Given task:
Retype the records from the beginning up to and including the line containing "Text: GSM386439: GSM386439", reproducing each line without alteration.

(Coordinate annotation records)

[START]

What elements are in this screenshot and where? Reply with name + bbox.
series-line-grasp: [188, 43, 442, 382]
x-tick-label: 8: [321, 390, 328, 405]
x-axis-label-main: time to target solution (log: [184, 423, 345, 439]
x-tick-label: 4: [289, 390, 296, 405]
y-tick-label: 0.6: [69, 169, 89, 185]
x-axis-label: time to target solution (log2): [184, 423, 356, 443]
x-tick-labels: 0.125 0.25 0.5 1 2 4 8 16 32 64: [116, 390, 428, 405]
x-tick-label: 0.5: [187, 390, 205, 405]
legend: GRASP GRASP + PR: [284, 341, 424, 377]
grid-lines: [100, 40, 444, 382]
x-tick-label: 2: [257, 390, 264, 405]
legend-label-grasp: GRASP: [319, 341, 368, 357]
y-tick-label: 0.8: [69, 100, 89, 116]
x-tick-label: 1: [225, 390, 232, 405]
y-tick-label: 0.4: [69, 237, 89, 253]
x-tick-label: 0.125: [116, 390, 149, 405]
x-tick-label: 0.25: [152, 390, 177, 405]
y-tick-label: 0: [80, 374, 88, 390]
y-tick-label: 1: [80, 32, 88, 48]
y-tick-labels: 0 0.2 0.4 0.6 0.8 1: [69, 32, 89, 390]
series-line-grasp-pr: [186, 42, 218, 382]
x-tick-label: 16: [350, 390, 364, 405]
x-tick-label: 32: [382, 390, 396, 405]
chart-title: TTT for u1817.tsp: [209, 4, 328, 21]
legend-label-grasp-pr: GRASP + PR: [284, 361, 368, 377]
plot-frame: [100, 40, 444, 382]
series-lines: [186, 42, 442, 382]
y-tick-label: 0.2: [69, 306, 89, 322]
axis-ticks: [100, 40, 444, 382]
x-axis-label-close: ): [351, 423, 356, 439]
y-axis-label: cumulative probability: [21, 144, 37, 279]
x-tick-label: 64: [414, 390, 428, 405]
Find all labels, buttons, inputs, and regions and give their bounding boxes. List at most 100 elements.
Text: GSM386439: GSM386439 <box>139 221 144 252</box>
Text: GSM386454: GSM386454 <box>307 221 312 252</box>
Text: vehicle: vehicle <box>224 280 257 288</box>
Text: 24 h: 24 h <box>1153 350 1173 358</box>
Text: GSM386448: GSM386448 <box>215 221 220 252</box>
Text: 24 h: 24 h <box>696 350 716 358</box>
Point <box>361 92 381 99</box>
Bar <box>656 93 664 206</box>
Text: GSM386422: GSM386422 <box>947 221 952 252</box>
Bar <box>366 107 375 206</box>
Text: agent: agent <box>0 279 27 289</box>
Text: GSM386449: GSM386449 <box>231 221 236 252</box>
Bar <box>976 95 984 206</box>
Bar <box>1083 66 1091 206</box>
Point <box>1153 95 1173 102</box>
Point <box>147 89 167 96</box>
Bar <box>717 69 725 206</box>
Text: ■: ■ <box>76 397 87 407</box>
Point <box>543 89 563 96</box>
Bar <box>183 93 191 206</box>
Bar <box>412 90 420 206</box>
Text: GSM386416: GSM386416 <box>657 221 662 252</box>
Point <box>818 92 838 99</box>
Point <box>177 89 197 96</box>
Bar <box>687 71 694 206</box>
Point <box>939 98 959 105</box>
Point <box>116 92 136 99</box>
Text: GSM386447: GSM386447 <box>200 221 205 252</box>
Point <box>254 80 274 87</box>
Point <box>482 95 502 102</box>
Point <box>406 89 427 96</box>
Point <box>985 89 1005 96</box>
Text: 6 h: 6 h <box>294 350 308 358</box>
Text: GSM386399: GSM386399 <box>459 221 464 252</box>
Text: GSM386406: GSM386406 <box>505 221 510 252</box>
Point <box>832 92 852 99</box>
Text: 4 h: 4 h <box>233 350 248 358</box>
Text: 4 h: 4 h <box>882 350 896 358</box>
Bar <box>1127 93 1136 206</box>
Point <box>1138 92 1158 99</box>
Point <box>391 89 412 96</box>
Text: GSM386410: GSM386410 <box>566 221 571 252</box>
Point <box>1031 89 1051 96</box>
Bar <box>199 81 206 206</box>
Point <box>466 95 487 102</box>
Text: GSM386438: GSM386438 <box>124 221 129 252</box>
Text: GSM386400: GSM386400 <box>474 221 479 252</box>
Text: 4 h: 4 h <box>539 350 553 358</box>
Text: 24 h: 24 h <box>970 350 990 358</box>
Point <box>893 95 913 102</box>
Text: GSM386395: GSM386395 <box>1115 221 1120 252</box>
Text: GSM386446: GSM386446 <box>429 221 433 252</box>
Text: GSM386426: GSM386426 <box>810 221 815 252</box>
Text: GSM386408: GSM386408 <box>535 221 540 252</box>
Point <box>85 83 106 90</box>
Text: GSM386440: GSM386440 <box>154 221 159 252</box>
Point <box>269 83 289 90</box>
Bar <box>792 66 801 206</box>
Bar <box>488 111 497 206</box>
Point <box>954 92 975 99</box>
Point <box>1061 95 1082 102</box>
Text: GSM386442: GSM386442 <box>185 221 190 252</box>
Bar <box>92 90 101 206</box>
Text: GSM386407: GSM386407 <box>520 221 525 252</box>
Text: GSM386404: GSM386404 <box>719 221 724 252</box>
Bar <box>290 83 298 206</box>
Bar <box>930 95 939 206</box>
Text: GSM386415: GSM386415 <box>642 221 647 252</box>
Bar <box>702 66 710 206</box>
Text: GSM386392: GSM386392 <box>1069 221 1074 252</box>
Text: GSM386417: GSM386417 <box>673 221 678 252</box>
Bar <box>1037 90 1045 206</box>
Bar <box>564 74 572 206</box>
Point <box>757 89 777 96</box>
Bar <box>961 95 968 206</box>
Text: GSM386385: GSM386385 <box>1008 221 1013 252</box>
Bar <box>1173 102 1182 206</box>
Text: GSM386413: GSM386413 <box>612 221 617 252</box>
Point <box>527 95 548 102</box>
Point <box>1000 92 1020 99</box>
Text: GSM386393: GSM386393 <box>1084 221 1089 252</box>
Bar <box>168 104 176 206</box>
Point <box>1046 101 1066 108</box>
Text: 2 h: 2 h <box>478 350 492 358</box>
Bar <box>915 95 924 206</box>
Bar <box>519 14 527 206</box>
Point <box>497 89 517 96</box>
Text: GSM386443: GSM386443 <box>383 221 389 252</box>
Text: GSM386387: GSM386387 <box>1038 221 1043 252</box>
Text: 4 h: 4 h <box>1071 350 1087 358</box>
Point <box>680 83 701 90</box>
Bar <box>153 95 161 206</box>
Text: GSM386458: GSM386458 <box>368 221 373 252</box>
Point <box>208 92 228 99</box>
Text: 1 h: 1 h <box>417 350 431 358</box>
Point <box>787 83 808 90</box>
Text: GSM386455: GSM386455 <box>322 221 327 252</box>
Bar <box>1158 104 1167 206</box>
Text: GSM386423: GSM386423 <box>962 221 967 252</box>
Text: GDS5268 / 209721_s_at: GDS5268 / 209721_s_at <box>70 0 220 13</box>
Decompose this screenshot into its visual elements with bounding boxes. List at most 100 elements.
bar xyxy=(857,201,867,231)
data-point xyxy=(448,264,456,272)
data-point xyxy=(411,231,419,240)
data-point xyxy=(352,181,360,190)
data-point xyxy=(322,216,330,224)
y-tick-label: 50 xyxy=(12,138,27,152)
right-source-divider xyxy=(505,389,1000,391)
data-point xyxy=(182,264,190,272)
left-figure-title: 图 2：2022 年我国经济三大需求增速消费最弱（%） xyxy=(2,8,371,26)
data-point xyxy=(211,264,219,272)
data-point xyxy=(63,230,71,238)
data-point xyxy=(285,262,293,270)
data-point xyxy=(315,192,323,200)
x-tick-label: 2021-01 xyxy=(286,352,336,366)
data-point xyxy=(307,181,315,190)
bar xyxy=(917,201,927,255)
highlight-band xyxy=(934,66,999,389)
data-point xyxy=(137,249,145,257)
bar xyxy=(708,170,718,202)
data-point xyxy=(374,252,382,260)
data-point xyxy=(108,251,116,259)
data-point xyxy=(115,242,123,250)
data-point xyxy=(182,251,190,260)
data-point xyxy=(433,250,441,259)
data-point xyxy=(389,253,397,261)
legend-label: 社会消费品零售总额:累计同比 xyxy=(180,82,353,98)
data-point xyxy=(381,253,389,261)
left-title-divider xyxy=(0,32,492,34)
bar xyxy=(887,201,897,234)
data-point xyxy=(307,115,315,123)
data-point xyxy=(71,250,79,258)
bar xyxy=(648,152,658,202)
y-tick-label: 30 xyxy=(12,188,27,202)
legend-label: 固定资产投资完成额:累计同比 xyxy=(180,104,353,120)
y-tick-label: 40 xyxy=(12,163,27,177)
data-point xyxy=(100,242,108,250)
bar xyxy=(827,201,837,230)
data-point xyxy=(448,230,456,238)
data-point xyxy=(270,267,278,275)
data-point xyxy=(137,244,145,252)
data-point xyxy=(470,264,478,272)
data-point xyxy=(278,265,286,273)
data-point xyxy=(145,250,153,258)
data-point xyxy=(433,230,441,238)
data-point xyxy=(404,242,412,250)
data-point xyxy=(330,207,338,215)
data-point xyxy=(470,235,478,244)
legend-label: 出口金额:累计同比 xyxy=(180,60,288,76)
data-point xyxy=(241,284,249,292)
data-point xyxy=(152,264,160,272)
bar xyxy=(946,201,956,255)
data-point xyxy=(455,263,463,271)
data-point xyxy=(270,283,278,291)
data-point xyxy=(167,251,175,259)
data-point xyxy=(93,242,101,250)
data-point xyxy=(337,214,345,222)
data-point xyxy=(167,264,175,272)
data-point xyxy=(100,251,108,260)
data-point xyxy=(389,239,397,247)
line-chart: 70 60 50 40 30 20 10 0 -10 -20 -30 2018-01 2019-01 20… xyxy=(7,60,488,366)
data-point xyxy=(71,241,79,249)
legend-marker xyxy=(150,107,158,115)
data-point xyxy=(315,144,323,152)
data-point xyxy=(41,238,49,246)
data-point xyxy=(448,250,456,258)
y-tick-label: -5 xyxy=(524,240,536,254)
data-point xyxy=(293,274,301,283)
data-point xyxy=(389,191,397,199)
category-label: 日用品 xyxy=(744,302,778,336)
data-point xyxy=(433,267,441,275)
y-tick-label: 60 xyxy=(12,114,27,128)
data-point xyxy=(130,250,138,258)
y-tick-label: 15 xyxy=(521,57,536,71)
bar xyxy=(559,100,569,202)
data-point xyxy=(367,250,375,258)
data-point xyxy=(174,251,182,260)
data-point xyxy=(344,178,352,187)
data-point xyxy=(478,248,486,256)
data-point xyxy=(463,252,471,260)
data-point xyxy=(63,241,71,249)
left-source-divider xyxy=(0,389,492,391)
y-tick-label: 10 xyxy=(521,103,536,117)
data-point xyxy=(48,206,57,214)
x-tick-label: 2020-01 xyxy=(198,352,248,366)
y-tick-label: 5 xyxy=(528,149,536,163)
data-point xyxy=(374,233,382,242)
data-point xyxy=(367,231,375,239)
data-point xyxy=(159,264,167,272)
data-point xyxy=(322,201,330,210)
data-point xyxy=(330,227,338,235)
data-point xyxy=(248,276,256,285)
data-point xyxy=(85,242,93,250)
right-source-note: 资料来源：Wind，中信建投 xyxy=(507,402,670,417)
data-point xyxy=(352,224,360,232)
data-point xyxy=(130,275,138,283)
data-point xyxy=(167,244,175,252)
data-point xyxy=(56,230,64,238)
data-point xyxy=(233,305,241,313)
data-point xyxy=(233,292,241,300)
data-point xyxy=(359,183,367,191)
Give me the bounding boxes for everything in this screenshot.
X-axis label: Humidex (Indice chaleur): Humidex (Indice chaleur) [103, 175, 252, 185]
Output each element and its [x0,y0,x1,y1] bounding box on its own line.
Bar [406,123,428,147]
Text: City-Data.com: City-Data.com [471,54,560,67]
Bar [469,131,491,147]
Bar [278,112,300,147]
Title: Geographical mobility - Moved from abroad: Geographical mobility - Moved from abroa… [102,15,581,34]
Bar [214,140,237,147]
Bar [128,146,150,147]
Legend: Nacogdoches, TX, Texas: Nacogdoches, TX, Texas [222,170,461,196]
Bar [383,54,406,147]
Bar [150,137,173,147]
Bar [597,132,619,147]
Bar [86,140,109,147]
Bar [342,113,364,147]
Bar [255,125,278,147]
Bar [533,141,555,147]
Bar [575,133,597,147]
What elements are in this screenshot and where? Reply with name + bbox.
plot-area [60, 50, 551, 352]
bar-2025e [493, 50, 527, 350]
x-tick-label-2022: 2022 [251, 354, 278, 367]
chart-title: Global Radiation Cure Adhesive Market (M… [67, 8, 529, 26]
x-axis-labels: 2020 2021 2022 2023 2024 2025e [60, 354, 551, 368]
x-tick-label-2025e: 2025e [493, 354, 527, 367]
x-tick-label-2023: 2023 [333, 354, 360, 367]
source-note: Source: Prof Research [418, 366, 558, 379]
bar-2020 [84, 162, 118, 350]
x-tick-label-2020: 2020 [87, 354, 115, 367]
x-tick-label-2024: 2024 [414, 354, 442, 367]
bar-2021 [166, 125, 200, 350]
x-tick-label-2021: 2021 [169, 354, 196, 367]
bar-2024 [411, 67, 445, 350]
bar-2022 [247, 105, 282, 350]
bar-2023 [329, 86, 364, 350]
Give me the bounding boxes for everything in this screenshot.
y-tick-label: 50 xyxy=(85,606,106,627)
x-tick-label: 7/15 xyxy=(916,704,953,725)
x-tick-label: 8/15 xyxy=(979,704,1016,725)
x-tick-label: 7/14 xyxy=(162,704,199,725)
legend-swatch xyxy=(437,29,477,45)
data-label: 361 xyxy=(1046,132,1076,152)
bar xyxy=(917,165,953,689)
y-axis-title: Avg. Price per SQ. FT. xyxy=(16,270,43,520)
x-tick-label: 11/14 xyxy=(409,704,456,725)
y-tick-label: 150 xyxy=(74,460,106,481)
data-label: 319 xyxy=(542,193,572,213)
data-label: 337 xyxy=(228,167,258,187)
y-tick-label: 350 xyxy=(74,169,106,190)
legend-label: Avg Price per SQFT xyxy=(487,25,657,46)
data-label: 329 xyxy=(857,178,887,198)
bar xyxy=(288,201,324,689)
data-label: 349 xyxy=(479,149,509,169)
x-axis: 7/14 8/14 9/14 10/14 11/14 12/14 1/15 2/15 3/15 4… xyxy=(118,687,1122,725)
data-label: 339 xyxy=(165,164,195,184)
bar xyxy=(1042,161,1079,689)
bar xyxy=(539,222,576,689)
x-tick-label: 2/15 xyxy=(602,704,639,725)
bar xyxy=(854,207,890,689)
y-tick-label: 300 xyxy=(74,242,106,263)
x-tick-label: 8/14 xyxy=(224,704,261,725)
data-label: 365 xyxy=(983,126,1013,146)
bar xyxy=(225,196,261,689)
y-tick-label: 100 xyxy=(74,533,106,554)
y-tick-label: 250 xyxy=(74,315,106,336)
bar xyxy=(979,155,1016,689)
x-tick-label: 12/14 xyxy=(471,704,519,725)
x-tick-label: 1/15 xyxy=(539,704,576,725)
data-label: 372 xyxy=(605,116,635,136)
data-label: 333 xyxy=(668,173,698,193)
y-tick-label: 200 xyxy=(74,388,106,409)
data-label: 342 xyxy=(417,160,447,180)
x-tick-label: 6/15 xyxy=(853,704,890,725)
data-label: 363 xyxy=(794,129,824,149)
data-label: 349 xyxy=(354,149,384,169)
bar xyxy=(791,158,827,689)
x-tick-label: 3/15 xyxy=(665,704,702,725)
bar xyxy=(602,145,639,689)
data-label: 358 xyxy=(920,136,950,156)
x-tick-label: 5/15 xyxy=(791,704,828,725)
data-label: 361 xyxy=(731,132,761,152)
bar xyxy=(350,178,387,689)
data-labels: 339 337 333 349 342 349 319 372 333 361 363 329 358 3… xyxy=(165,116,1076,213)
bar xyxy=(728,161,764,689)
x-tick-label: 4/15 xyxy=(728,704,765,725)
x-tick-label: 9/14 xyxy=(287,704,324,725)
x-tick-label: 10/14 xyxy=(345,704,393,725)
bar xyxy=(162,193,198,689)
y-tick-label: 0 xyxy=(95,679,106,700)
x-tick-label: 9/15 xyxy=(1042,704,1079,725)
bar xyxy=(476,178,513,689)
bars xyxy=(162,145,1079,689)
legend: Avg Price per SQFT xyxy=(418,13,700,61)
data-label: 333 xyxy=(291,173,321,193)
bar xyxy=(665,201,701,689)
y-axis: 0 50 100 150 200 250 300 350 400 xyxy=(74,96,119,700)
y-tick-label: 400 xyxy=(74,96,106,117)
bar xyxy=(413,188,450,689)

[END]

Exercise answer:
What elements are in this screenshot and where? Reply with name + bbox.
series-line-grasp: [188, 43, 442, 382]
x-tick-label: 8: [321, 390, 328, 405]
x-axis-label-main: time to target solution (log: [184, 423, 345, 439]
x-tick-label: 4: [289, 390, 296, 405]
y-tick-label: 0.6: [69, 169, 89, 185]
x-axis-label: time to target solution (log2): [184, 423, 356, 443]
x-tick-labels: 0.125 0.25 0.5 1 2 4 8 16 32 64: [116, 390, 428, 405]
x-tick-label: 0.5: [187, 390, 205, 405]
legend: GRASP GRASP + PR: [284, 341, 424, 377]
grid-lines: [100, 40, 444, 382]
x-tick-label: 2: [257, 390, 264, 405]
legend-label-grasp: GRASP: [319, 341, 368, 357]
y-tick-label: 0.8: [69, 100, 89, 116]
x-tick-label: 1: [225, 390, 232, 405]
y-tick-label: 0.4: [69, 237, 89, 253]
x-tick-label: 0.125: [116, 390, 149, 405]
x-tick-label: 0.25: [152, 390, 177, 405]
y-tick-label: 0: [80, 374, 88, 390]
y-tick-label: 1: [80, 32, 88, 48]
y-tick-labels: 0 0.2 0.4 0.6 0.8 1: [69, 32, 89, 390]
series-line-grasp-pr: [186, 42, 218, 382]
x-tick-label: 16: [350, 390, 364, 405]
x-tick-label: 32: [382, 390, 396, 405]
chart-title: TTT for u1817.tsp: [209, 4, 328, 21]
legend-label-grasp-pr: GRASP + PR: [284, 361, 368, 377]
plot-frame: [100, 40, 444, 382]
series-lines: [186, 42, 442, 382]
y-tick-label: 0.2: [69, 306, 89, 322]
axis-ticks: [100, 40, 444, 382]
x-axis-label-close: ): [351, 423, 356, 439]
y-axis-label: cumulative probability: [21, 144, 37, 279]
x-tick-label: 64: [414, 390, 428, 405]
Find all labels, buttons, inputs, and regions and give their bounding boxes. List at most 100 elements.
Text: GSM386439: GSM386439 <box>139 221 144 252</box>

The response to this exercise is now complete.